What you will do:
Scan the records below for lines with the word "Donald", then state how many you find and nothing else.

Stored rows:
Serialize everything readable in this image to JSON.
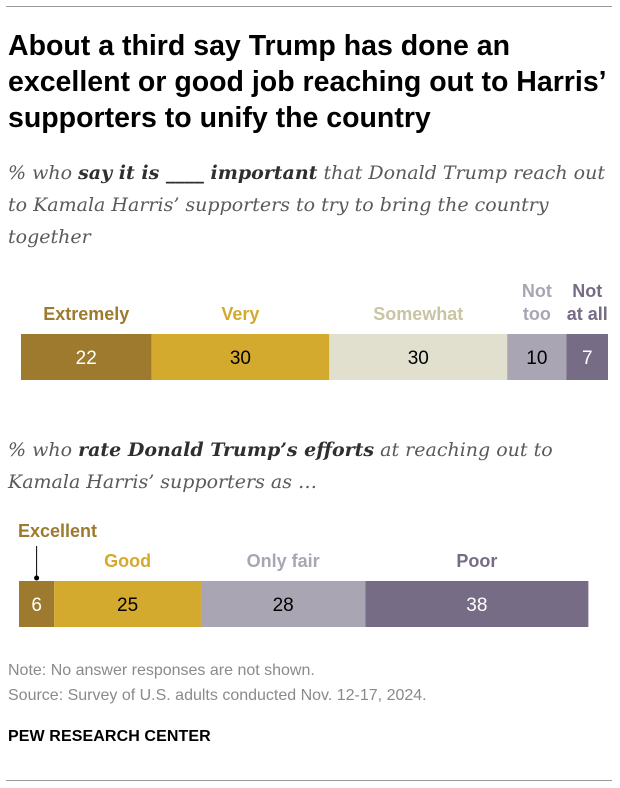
{
  "title": "About a third say Trump has done an excellent or good job reaching out to Harris’ supporters to unify the country",
  "chart1": {
    "subtitle_pre": "% who ",
    "subtitle_bold1": "say it is ____ important",
    "subtitle_post": " that Donald Trump reach out to Kamala Harris’ supporters to try to bring the country together"
  },
  "chart2": {
    "subtitle_pre": "% who ",
    "subtitle_bold1": "rate Donald Trump’s efforts",
    "subtitle_post": " at reaching out to Kamala Harris’ supporters as …"
  },
  "chart_data": [
    {
      "type": "bar",
      "orientation": "horizontal-stacked",
      "title": "",
      "categories": [
        "Extremely",
        "Very",
        "Somewhat",
        "Not too",
        "Not at all"
      ],
      "category_labels": [
        [
          "Extremely"
        ],
        [
          "Very"
        ],
        [
          "Somewhat"
        ],
        [
          "Not",
          "too"
        ],
        [
          "Not",
          "at all"
        ]
      ],
      "values": [
        22,
        30,
        30,
        10,
        7
      ],
      "colors": [
        "#9d7a2e",
        "#d4aa2e",
        "#e1e0cf",
        "#aaa5b3",
        "#776c86"
      ],
      "label_colors": [
        "#9d7a2e",
        "#d4aa2e",
        "#c9c4a3",
        "#aaa5b3",
        "#776c86"
      ],
      "value_text_colors": [
        "#ffffff",
        "#000000",
        "#000000",
        "#000000",
        "#ffffff"
      ],
      "xlim": [
        0,
        100
      ]
    },
    {
      "type": "bar",
      "orientation": "horizontal-stacked",
      "title": "",
      "categories": [
        "Excellent",
        "Good",
        "Only fair",
        "Poor"
      ],
      "category_labels": [
        [
          "Excellent"
        ],
        [
          "Good"
        ],
        [
          "Only fair"
        ],
        [
          "Poor"
        ]
      ],
      "values": [
        6,
        25,
        28,
        38
      ],
      "colors": [
        "#9d7a2e",
        "#d4aa2e",
        "#aaa5b3",
        "#776c86"
      ],
      "label_colors": [
        "#9d7a2e",
        "#d4aa2e",
        "#aaa5b3",
        "#776c86"
      ],
      "value_text_colors": [
        "#ffffff",
        "#000000",
        "#000000",
        "#ffffff"
      ],
      "xlim": [
        0,
        100
      ]
    }
  ],
  "note": "Note: No answer responses are not shown.",
  "source": "Source: Survey of U.S. adults conducted Nov. 12-17, 2024.",
  "brand": "PEW RESEARCH CENTER"
}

Reply to the task:
2